* **TO BE DONE**:
Work out how many lines in the listing below include the word "left"; answer with the number alone.

Dataset rows about figures
★ ★ ★ ★ ★
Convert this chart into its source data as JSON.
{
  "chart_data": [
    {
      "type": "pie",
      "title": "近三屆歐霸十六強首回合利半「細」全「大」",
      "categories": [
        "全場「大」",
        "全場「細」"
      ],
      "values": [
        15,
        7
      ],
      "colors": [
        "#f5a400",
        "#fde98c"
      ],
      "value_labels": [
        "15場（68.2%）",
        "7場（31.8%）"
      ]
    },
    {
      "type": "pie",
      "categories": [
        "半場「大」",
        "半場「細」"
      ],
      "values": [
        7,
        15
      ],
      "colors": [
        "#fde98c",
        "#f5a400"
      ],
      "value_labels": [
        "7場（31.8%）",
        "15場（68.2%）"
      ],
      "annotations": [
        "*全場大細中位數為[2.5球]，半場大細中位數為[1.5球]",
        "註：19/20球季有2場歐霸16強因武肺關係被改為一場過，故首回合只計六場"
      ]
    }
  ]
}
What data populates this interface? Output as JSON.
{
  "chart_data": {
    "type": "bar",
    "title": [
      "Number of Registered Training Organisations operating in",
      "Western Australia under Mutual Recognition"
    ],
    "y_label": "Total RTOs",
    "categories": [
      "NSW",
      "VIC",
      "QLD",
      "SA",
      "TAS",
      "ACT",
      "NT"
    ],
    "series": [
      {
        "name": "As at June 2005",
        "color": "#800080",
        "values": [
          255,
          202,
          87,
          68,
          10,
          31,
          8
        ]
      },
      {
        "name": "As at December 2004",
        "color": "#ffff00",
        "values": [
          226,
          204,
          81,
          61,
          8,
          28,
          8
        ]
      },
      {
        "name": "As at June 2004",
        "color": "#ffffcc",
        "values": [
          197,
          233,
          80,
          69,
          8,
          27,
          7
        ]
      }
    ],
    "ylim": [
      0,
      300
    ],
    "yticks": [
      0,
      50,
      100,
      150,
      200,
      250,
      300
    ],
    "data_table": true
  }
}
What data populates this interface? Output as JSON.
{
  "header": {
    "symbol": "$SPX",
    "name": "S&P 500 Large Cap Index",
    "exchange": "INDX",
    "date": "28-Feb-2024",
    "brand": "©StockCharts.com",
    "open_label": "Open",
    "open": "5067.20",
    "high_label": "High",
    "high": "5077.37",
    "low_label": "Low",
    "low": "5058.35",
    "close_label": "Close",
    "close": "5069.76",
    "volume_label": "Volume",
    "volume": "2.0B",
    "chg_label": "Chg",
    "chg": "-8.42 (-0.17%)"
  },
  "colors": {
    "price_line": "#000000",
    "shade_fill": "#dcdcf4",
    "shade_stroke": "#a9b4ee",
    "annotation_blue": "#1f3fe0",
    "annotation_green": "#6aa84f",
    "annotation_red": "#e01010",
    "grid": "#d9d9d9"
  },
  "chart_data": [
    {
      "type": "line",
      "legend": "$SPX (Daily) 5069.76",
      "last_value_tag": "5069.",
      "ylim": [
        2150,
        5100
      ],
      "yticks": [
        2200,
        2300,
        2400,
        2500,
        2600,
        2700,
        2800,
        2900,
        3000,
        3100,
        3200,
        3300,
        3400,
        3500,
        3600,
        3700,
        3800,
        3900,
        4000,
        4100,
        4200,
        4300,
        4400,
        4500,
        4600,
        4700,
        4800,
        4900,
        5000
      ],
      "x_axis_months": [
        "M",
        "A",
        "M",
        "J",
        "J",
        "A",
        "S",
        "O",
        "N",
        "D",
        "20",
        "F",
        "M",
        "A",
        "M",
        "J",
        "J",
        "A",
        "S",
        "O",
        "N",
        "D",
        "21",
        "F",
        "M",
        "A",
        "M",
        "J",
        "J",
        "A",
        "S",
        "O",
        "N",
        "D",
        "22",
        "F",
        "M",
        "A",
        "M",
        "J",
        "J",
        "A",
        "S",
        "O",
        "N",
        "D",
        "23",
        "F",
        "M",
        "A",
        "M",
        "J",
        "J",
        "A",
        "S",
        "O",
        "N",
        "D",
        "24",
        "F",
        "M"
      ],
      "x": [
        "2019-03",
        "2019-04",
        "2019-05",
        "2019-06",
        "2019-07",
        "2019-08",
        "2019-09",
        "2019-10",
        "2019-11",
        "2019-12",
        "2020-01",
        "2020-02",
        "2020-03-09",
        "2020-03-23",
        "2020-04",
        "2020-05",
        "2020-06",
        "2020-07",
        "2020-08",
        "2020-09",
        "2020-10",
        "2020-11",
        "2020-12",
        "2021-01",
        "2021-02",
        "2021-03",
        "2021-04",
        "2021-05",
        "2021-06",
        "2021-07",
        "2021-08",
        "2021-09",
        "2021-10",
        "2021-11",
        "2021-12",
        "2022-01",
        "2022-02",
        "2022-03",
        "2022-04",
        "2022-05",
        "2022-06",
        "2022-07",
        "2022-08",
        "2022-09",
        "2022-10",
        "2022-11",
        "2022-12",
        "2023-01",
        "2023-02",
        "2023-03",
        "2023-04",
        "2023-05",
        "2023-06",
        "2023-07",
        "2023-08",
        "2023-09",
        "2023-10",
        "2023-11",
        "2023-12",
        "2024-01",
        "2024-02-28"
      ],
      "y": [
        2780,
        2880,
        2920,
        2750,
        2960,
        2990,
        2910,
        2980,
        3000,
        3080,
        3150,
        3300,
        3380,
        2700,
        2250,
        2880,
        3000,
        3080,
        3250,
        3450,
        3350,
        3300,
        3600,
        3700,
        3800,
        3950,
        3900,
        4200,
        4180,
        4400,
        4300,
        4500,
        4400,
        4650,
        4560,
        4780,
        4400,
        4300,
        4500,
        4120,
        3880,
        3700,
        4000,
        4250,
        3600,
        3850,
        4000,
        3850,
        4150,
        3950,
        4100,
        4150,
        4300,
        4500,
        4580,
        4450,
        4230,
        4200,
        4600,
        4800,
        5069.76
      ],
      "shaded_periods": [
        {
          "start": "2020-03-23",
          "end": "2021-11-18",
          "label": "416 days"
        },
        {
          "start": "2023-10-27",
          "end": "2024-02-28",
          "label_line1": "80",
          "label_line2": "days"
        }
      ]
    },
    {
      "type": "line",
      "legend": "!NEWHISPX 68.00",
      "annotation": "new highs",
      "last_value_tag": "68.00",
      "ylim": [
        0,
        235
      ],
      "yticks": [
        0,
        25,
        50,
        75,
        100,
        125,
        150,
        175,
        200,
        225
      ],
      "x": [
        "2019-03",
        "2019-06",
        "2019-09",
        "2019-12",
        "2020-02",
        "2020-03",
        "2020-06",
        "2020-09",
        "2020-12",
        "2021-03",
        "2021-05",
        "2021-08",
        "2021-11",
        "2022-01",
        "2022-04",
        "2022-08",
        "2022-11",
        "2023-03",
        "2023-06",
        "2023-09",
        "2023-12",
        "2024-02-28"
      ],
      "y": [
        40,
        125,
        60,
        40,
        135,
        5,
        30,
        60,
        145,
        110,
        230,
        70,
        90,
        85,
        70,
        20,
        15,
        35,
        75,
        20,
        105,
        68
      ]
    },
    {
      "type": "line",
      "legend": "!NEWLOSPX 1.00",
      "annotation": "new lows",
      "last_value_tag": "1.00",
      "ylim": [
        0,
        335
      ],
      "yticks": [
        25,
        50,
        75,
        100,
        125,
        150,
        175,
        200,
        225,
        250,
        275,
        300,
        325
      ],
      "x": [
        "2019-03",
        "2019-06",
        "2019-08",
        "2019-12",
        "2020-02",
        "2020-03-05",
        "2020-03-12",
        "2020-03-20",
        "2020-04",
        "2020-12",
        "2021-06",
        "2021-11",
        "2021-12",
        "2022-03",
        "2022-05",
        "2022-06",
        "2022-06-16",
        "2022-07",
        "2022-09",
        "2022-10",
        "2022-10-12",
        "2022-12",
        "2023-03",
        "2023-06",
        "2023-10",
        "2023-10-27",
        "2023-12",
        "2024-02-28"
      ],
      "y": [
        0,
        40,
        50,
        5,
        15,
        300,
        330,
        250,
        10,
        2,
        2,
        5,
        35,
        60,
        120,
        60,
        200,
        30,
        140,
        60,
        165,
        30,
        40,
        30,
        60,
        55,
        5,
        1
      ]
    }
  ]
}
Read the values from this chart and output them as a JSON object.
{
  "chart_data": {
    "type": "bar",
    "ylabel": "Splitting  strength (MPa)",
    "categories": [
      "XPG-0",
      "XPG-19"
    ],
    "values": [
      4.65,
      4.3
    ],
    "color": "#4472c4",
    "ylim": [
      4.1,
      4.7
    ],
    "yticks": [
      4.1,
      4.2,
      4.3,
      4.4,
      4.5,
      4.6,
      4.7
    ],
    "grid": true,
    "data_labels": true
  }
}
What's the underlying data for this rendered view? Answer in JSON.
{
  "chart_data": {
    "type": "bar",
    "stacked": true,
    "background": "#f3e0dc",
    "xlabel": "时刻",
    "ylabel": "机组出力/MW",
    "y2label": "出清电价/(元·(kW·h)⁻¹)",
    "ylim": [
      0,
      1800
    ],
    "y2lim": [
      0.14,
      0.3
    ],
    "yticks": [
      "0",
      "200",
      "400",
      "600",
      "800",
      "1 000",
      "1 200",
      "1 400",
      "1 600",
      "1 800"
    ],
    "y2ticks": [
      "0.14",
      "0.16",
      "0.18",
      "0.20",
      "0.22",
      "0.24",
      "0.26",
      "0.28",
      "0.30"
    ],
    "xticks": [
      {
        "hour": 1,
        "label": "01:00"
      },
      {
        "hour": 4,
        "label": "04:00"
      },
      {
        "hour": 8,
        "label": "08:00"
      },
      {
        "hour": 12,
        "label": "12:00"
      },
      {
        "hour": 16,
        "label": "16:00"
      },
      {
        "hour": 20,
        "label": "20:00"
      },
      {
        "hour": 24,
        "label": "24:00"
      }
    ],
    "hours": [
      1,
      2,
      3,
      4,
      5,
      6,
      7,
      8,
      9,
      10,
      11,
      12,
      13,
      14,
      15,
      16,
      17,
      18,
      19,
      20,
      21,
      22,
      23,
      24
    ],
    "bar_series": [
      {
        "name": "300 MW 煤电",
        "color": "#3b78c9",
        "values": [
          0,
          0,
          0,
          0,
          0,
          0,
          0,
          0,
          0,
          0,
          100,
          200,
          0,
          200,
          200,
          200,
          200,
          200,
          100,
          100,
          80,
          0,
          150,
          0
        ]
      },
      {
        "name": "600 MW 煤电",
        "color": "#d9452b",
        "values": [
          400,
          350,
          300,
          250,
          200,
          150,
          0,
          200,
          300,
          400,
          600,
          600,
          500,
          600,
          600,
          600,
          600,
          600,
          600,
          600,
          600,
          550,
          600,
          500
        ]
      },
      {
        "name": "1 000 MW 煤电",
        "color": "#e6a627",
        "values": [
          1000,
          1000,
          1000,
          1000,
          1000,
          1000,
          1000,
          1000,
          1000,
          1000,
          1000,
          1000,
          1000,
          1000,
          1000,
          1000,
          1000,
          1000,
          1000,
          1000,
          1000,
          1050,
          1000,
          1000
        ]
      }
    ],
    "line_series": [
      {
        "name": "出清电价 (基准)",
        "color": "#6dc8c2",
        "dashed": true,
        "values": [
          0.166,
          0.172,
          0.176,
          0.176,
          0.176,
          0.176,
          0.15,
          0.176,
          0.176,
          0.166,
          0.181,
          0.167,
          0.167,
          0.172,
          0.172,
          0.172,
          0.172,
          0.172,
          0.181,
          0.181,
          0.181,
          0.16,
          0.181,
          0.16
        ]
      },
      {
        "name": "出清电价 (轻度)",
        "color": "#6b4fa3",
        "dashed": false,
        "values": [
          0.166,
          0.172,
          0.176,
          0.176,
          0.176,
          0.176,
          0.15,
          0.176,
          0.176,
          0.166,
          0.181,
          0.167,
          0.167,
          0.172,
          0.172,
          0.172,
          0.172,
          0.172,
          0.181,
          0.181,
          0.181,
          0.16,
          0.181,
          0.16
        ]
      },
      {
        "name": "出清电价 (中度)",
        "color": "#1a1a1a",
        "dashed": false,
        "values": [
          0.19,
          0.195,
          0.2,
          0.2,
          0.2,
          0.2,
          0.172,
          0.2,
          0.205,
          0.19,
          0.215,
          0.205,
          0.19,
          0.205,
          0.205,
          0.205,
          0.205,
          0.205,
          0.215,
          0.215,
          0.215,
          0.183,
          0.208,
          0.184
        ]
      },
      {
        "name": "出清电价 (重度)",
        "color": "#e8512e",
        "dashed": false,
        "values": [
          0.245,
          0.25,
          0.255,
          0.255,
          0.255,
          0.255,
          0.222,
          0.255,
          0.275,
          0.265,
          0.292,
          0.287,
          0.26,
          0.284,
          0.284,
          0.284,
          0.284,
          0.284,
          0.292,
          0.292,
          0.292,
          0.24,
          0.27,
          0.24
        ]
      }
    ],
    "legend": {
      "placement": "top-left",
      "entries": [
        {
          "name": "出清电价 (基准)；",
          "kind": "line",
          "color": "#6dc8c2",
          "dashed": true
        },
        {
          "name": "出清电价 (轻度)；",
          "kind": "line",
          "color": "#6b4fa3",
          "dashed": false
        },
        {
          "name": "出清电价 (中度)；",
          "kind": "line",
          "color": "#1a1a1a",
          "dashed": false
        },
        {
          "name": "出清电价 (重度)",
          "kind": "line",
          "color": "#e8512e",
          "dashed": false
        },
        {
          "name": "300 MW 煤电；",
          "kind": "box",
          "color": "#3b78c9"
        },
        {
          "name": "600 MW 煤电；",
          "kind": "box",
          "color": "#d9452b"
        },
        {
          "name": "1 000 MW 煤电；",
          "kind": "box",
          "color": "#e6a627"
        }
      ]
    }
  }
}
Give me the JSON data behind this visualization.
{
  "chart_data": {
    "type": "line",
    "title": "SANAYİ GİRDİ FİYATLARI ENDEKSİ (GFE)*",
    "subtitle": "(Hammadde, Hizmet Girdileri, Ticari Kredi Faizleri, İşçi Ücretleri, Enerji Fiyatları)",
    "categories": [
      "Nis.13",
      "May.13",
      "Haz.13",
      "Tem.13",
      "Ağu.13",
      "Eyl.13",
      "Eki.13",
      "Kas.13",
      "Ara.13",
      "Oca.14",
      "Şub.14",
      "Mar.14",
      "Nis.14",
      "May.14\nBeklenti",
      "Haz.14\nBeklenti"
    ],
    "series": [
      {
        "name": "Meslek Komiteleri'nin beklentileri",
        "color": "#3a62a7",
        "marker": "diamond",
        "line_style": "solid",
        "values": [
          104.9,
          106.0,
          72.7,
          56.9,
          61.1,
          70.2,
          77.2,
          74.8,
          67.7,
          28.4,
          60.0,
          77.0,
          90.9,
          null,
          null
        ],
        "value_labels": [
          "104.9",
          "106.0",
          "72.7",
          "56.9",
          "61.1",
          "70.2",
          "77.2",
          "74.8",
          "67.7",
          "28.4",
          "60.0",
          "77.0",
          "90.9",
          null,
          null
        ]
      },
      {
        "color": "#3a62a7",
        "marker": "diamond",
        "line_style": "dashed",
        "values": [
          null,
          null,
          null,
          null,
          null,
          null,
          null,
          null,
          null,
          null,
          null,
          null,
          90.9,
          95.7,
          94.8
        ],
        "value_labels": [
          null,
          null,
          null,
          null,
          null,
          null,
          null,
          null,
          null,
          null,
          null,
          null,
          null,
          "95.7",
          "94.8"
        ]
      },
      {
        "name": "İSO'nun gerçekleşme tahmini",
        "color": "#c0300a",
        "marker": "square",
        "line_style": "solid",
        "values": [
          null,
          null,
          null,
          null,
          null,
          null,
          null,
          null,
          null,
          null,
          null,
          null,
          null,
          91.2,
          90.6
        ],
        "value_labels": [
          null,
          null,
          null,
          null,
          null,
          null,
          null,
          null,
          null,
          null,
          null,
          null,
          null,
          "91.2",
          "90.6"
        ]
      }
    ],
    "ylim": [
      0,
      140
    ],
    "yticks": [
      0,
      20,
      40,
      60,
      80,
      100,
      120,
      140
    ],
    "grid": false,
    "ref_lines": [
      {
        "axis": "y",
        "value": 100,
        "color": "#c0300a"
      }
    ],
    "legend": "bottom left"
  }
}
★ ★ ★ ★ ★
* **EXERCISE ANSWER**:
2